TASK GOAL —
Rewrite each line of the records below as a numbered list, leaving out blank lines and the pictures.

==========

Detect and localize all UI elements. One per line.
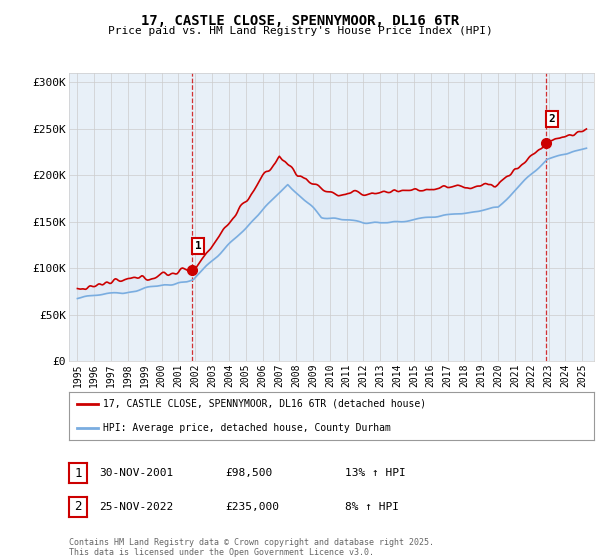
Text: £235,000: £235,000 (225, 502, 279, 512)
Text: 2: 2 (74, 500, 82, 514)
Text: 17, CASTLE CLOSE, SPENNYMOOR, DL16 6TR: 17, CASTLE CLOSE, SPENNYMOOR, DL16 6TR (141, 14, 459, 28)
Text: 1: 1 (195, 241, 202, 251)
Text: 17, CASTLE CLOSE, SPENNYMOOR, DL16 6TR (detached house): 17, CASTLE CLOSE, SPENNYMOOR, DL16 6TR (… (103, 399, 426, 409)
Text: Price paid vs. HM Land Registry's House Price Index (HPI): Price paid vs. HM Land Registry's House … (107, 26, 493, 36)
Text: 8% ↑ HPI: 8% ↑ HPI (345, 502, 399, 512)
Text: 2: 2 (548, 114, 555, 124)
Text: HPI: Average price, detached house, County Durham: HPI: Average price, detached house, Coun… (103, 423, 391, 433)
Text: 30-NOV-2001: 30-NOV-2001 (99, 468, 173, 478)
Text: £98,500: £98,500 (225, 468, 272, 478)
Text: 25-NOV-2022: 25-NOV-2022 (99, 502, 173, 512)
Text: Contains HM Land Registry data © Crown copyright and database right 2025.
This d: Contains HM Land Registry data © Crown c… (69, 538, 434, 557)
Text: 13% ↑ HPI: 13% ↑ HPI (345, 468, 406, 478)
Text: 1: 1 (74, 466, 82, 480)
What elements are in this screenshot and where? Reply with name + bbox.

==========

ANSWER TO THE PROBLEM —
1. Detect and localize all UI elements. One per line.
2. Text: £235,000: £235,000 (225, 502, 279, 512)
3. Text: 2: 2 (74, 500, 82, 514)
4. Text: 17, CASTLE CLOSE, SPENNYMOOR, DL16 6TR: 17, CASTLE CLOSE, SPENNYMOOR, DL16 6TR (141, 14, 459, 28)
5. Text: 1: 1 (195, 241, 202, 251)
6. Text: 17, CASTLE CLOSE, SPENNYMOOR, DL16 6TR (detached house): 17, CASTLE CLOSE, SPENNYMOOR, DL16 6TR (… (103, 399, 426, 409)
7. Text: Price paid vs. HM Land Registry's House Price Index (HPI): Price paid vs. HM Land Registry's House … (107, 26, 493, 36)
8. Text: 8% ↑ HPI: 8% ↑ HPI (345, 502, 399, 512)
9. Text: 2: 2 (548, 114, 555, 124)
10. Text: HPI: Average price, detached house, County Durham: HPI: Average price, detached house, Coun… (103, 423, 391, 433)
11. Text: 30-NOV-2001: 30-NOV-2001 (99, 468, 173, 478)
12. Text: £98,500: £98,500 (225, 468, 272, 478)
13. Text: 25-NOV-2022: 25-NOV-2022 (99, 502, 173, 512)
14. Text: Contains HM Land Registry data © Crown copyright and database right 2025.
15. This d: Contains HM Land Registry data © Crown c… (69, 538, 434, 557)
16. Text: 13% ↑ HPI: 13% ↑ HPI (345, 468, 406, 478)
17. Text: 1: 1 (74, 466, 82, 480)
18. What elements are in this screenshot and where? Reply with name + bbox.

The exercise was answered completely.